= WHAT YOU SHOULD DO =
Quote all of the entries word for word.

[Stored entries]

↓↓↓

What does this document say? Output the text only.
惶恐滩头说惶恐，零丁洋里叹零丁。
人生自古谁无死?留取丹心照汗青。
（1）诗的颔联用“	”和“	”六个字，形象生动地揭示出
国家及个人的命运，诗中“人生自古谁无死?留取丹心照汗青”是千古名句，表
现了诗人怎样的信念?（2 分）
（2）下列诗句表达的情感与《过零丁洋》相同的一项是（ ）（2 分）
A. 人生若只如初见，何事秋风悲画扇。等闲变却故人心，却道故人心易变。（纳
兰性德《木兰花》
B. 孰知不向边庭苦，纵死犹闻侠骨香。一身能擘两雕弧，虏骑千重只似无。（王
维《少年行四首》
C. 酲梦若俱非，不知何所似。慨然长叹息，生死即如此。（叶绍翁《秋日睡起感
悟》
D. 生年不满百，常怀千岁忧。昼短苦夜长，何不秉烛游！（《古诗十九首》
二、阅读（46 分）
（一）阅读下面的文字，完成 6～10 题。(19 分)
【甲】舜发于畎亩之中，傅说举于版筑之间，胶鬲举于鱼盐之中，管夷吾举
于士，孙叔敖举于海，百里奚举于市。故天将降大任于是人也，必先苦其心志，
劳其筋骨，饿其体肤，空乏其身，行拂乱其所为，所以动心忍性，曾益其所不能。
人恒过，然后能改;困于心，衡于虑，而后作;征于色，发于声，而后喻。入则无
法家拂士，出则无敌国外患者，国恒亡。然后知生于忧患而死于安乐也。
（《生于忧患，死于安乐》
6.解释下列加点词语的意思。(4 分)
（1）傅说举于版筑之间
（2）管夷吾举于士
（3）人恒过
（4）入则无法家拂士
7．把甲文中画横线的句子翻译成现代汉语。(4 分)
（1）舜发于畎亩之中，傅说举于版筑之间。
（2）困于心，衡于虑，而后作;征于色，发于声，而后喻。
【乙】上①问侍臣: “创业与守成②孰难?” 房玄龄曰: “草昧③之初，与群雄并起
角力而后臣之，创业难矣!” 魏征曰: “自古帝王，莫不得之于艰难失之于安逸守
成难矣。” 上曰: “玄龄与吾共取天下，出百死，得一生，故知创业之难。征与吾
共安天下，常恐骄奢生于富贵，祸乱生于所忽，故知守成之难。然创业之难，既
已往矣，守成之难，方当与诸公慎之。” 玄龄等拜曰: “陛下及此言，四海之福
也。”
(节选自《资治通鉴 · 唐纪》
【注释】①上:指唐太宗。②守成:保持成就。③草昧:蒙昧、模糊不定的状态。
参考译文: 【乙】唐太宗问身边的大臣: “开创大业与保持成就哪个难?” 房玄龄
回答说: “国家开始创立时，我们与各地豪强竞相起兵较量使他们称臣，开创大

↑↑↑

= FINISHED ANSWER =
What does this document say? Output the text only.
惶恐滩头说惶恐，零丁洋里叹零丁。
人生自古谁无死?留取丹心照汗青。
（1）诗的颔联用“	”和“	”六个字，形象生动地揭示出
国家及个人的命运，诗中“人生自古谁无死?留取丹心照汗青”是千古名句，表
现了诗人怎样的信念?（2 分）
（2）下列诗句表达的情感与《过零丁洋》相同的一项是（ ）（2 分）
A. 人生若只如初见，何事秋风悲画扇。等闲变却故人心，却道故人心易变。（纳
兰性德《木兰花》
B. 孰知不向边庭苦，纵死犹闻侠骨香。一身能擘两雕弧，虏骑千重只似无。（王
维《少年行四首》
C. 酲梦若俱非，不知何所似。慨然长叹息，生死即如此。（叶绍翁《秋日睡起感
悟》
D. 生年不满百，常怀千岁忧。昼短苦夜长，何不秉烛游！（《古诗十九首》
二、阅读（46 分）
（一）阅读下面的文字，完成 6～10 题。(19 分)
【甲】舜发于畎亩之中，傅说举于版筑之间，胶鬲举于鱼盐之中，管夷吾举
于士，孙叔敖举于海，百里奚举于市。故天将降大任于是人也，必先苦其心志，
劳其筋骨，饿其体肤，空乏其身，行拂乱其所为，所以动心忍性，曾益其所不能。
人恒过，然后能改;困于心，衡于虑，而后作;征于色，发于声，而后喻。入则无
法家拂士，出则无敌国外患者，国恒亡。然后知生于忧患而死于安乐也。
（《生于忧患，死于安乐》
6.解释下列加点词语的意思。(4 分)
（1）傅说举于版筑之间
（2）管夷吾举于士
（3）人恒过
（4）入则无法家拂士
7．把甲文中画横线的句子翻译成现代汉语。(4 分)
（1）舜发于畎亩之中，傅说举于版筑之间。
（2）困于心，衡于虑，而后作;征于色，发于声，而后喻。
【乙】上①问侍臣: “创业与守成②孰难?” 房玄龄曰: “草昧③之初，与群雄并起
角力而后臣之，创业难矣!” 魏征曰: “自古帝王，莫不得之于艰难失之于安逸守
成难矣。” 上曰: “玄龄与吾共取天下，出百死，得一生，故知创业之难。征与吾
共安天下，常恐骄奢生于富贵，祸乱生于所忽，故知守成之难。然创业之难，既
已往矣，守成之难，方当与诸公慎之。” 玄龄等拜曰: “陛下及此言，四海之福
也。”
(节选自《资治通鉴 · 唐纪》
【注释】①上:指唐太宗。②守成:保持成就。③草昧:蒙昧、模糊不定的状态。
参考译文: 【乙】唐太宗问身边的大臣: “开创大业与保持成就哪个难?” 房玄龄
回答说: “国家开始创立时，我们与各地豪强竞相起兵较量使他们称臣，开创大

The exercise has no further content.